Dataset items
• • •
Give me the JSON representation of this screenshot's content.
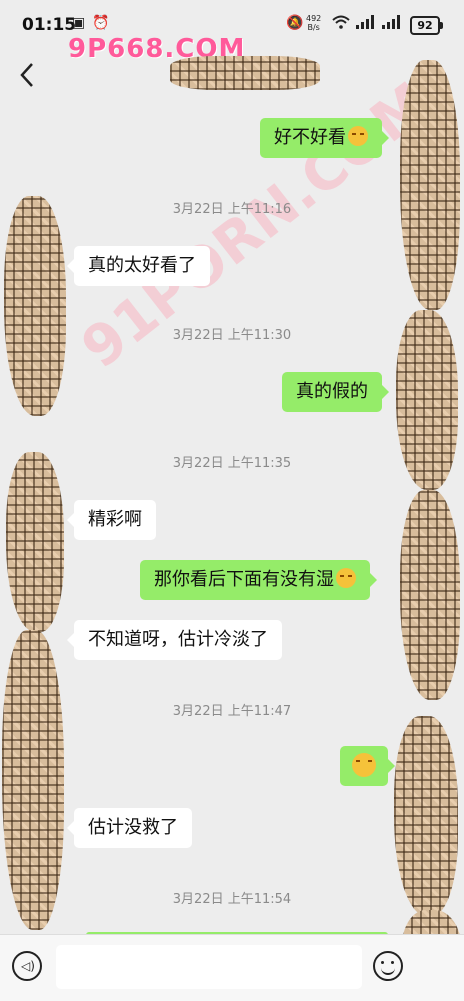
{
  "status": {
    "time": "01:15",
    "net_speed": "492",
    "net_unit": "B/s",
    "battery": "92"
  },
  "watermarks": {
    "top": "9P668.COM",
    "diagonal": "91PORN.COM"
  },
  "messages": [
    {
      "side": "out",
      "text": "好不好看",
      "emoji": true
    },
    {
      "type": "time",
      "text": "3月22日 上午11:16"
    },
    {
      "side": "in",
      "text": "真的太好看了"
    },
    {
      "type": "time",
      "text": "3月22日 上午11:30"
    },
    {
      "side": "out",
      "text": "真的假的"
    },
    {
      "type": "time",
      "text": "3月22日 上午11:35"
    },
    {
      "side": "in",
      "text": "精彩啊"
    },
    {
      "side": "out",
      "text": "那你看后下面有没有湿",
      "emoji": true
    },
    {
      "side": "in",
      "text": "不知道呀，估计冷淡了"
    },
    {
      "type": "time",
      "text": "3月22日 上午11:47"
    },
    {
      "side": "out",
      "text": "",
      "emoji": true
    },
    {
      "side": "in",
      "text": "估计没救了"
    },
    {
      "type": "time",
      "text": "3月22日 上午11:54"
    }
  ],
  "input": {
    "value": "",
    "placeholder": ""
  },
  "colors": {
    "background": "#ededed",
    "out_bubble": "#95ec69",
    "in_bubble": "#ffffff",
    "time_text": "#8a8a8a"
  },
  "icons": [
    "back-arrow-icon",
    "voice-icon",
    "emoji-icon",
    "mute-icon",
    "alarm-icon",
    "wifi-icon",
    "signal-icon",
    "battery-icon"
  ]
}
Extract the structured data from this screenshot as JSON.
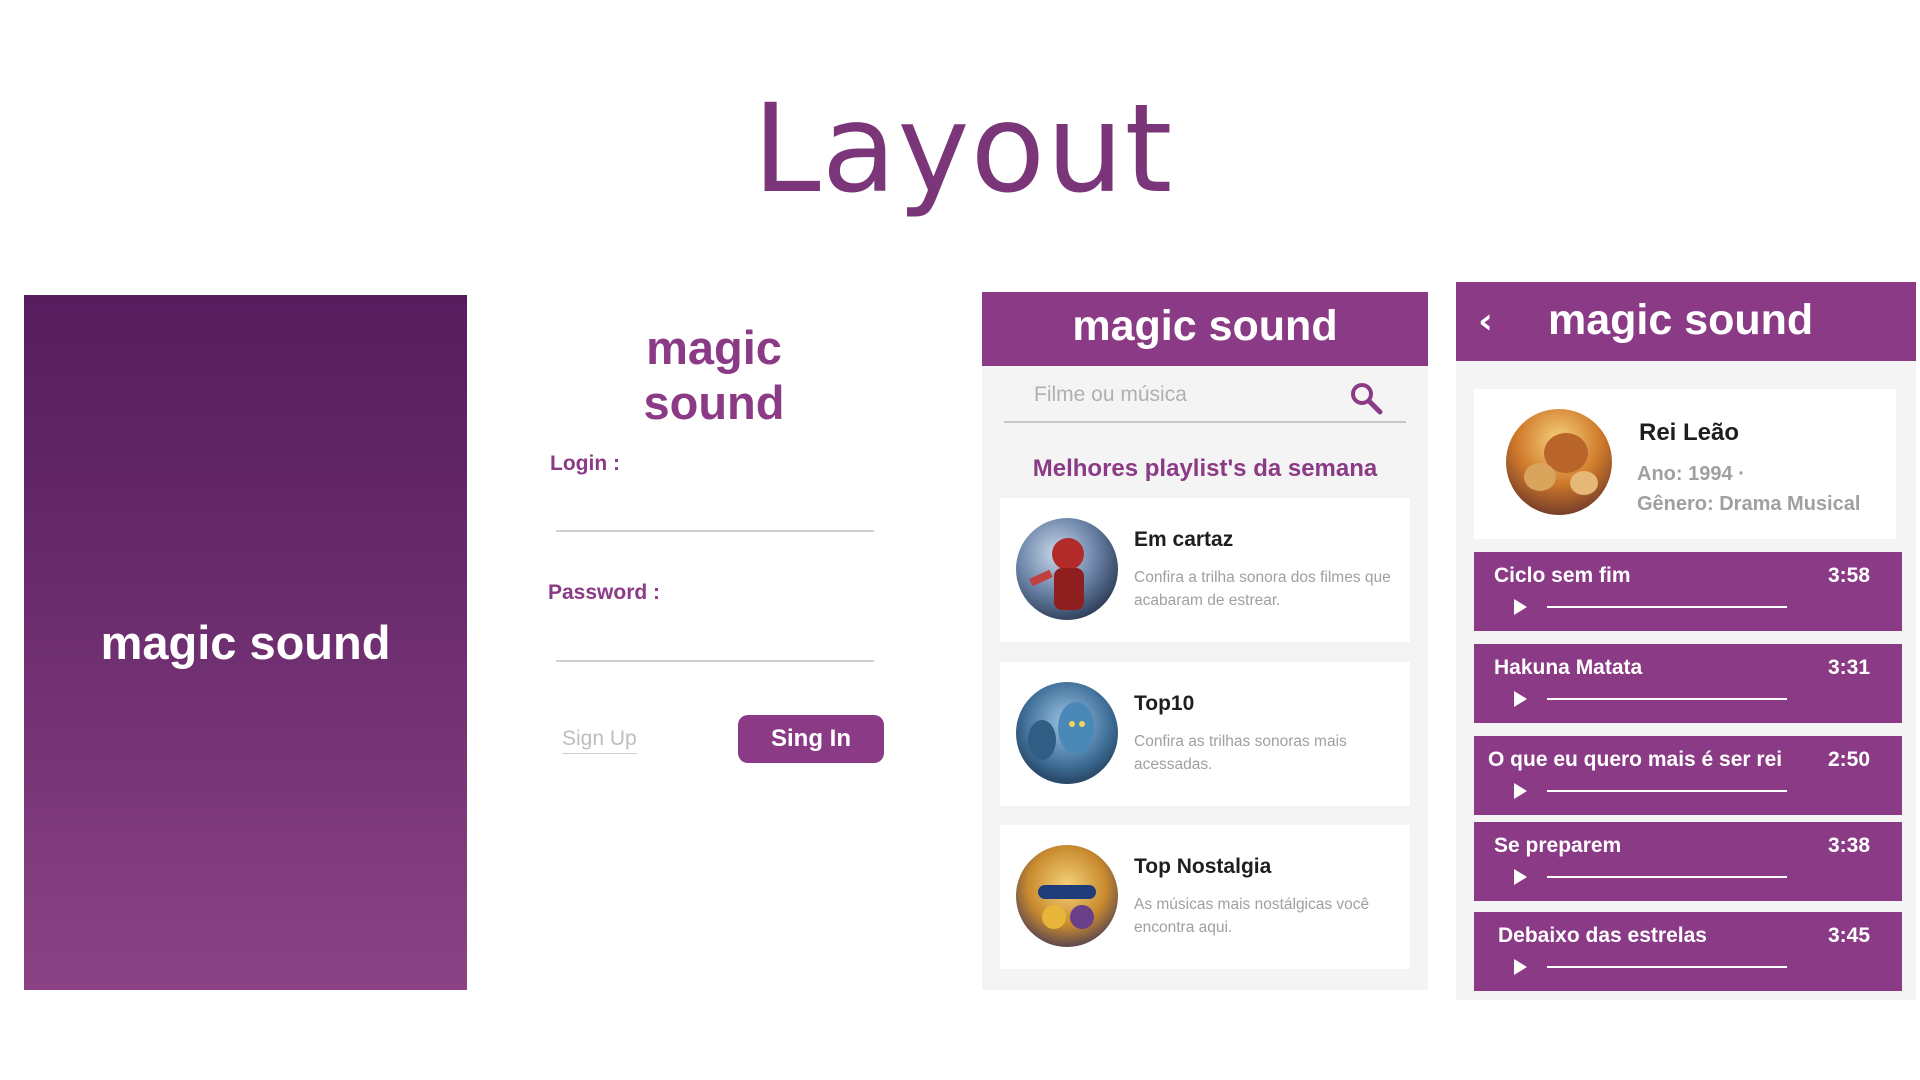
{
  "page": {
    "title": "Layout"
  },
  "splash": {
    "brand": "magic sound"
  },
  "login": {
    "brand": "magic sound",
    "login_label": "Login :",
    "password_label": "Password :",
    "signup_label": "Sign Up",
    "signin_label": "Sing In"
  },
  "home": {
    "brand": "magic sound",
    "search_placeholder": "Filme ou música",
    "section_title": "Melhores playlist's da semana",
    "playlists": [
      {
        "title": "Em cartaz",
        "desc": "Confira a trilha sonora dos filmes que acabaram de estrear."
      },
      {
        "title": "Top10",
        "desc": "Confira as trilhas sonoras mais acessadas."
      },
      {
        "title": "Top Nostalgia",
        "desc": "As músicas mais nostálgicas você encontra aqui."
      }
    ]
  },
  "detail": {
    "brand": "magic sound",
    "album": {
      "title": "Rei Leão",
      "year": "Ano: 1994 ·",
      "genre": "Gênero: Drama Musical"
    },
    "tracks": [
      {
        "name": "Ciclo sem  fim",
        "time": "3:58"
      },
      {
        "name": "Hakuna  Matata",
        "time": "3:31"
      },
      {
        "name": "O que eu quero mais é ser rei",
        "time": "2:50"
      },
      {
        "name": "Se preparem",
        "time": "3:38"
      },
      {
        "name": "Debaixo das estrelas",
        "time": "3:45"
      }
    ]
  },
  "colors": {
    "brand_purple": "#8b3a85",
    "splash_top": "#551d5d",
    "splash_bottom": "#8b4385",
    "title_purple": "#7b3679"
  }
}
• • •
*BRIEF*: Copy each line exactly, and leave the pictures out of your copy.

*TASK RESULT*:
Give me the JSON representation of this screenshot's content.
{
  "status": {
    "time": "01:15",
    "net_speed": "492",
    "net_unit": "B/s",
    "battery": "92"
  },
  "watermarks": {
    "top": "9P668.COM",
    "diagonal": "91PORN.COM"
  },
  "messages": [
    {
      "side": "out",
      "text": "好不好看",
      "emoji": true
    },
    {
      "type": "time",
      "text": "3月22日 上午11:16"
    },
    {
      "side": "in",
      "text": "真的太好看了"
    },
    {
      "type": "time",
      "text": "3月22日 上午11:30"
    },
    {
      "side": "out",
      "text": "真的假的"
    },
    {
      "type": "time",
      "text": "3月22日 上午11:35"
    },
    {
      "side": "in",
      "text": "精彩啊"
    },
    {
      "side": "out",
      "text": "那你看后下面有没有湿",
      "emoji": true
    },
    {
      "side": "in",
      "text": "不知道呀，估计冷淡了"
    },
    {
      "type": "time",
      "text": "3月22日 上午11:47"
    },
    {
      "side": "out",
      "text": "",
      "emoji": true
    },
    {
      "side": "in",
      "text": "估计没救了"
    },
    {
      "type": "time",
      "text": "3月22日 上午11:54"
    }
  ],
  "input": {
    "value": "",
    "placeholder": ""
  },
  "colors": {
    "background": "#ededed",
    "out_bubble": "#95ec69",
    "in_bubble": "#ffffff",
    "time_text": "#8a8a8a"
  },
  "icons": [
    "back-arrow-icon",
    "voice-icon",
    "emoji-icon",
    "mute-icon",
    "alarm-icon",
    "wifi-icon",
    "signal-icon",
    "battery-icon"
  ]
}
Extract the structured data from this screenshot as JSON.
{
  "page": {
    "title": "Layout"
  },
  "splash": {
    "brand": "magic sound"
  },
  "login": {
    "brand": "magic sound",
    "login_label": "Login :",
    "password_label": "Password :",
    "signup_label": "Sign Up",
    "signin_label": "Sing In"
  },
  "home": {
    "brand": "magic sound",
    "search_placeholder": "Filme ou música",
    "section_title": "Melhores playlist's da semana",
    "playlists": [
      {
        "title": "Em cartaz",
        "desc": "Confira a trilha sonora dos filmes que acabaram de estrear."
      },
      {
        "title": "Top10",
        "desc": "Confira as trilhas sonoras mais acessadas."
      },
      {
        "title": "Top Nostalgia",
        "desc": "As músicas mais nostálgicas você encontra aqui."
      }
    ]
  },
  "detail": {
    "brand": "magic sound",
    "album": {
      "title": "Rei Leão",
      "year": "Ano: 1994 ·",
      "genre": "Gênero: Drama Musical"
    },
    "tracks": [
      {
        "name": "Ciclo sem  fim",
        "time": "3:58"
      },
      {
        "name": "Hakuna  Matata",
        "time": "3:31"
      },
      {
        "name": "O que eu quero mais é ser rei",
        "time": "2:50"
      },
      {
        "name": "Se preparem",
        "time": "3:38"
      },
      {
        "name": "Debaixo das estrelas",
        "time": "3:45"
      }
    ]
  },
  "colors": {
    "brand_purple": "#8b3a85",
    "splash_top": "#551d5d",
    "splash_bottom": "#8b4385",
    "title_purple": "#7b3679"
  }
}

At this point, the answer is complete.